■ **TASK TO CARRY OUT**:
In the data that follows, count each line holding the string "screenshot"; answer with the number only.

■ **ENTRIES SUPPLIED**:

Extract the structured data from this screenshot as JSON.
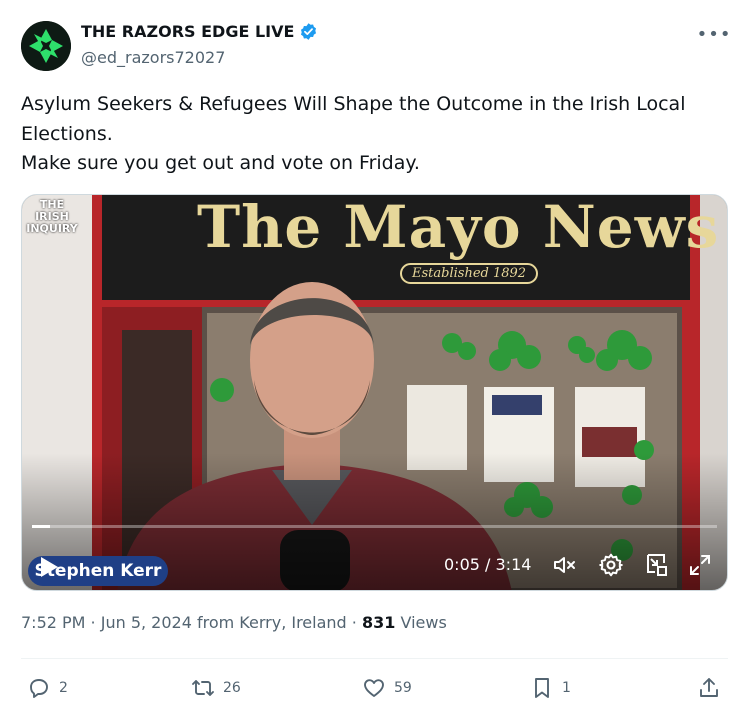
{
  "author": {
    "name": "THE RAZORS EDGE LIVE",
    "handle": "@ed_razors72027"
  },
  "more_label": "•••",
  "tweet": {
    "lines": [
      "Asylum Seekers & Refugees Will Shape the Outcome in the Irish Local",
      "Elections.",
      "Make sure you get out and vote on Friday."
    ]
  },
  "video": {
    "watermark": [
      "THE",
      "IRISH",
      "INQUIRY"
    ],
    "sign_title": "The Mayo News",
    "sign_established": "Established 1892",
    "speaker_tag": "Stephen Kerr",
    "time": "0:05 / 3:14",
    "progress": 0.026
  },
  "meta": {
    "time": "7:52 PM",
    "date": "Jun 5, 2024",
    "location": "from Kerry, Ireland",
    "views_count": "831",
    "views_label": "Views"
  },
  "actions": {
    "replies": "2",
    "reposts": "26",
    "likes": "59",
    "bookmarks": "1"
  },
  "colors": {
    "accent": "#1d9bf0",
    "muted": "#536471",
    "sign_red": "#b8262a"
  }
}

---

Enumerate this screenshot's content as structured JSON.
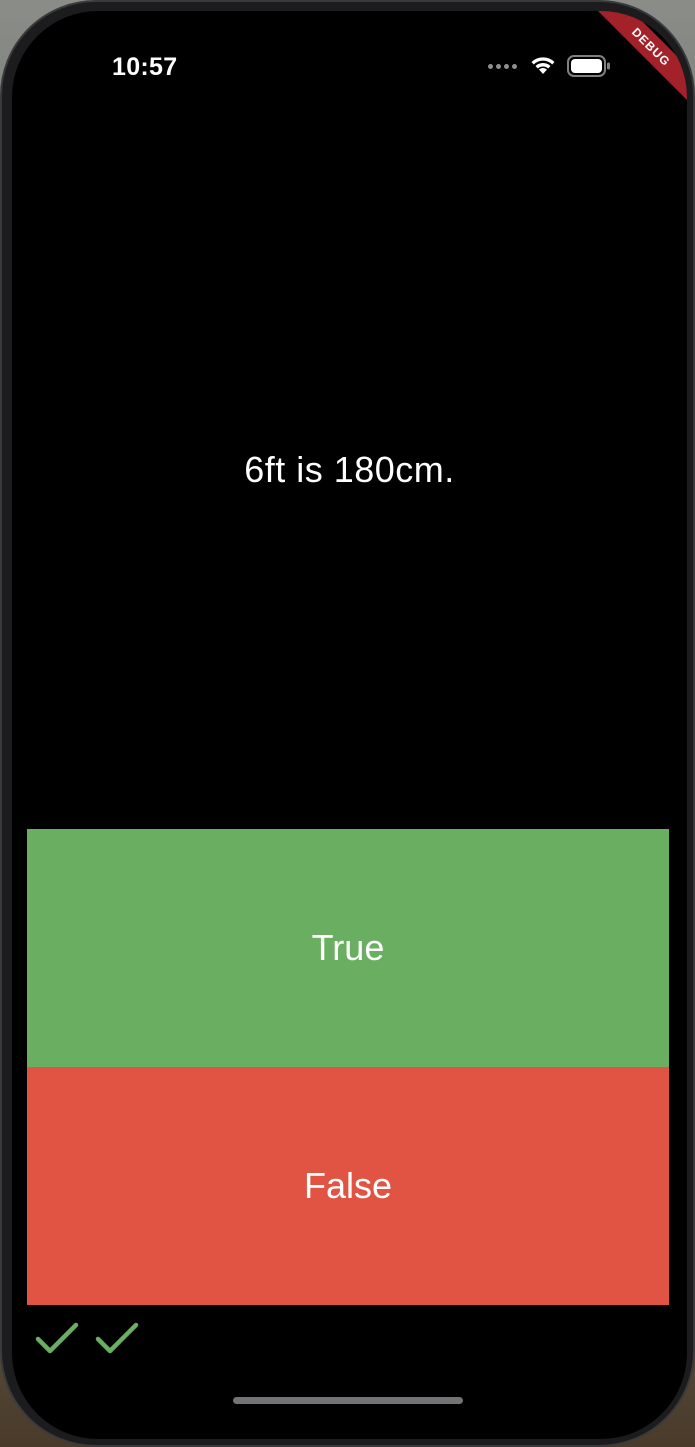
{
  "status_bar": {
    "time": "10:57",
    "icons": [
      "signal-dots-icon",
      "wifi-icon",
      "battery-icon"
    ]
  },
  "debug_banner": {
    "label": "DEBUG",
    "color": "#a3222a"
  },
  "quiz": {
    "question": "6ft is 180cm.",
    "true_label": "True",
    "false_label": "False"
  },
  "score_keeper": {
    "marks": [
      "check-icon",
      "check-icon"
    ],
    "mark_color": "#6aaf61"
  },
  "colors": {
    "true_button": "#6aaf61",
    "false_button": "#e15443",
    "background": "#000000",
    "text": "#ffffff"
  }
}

■ **RESULT OF THE TASK**:
2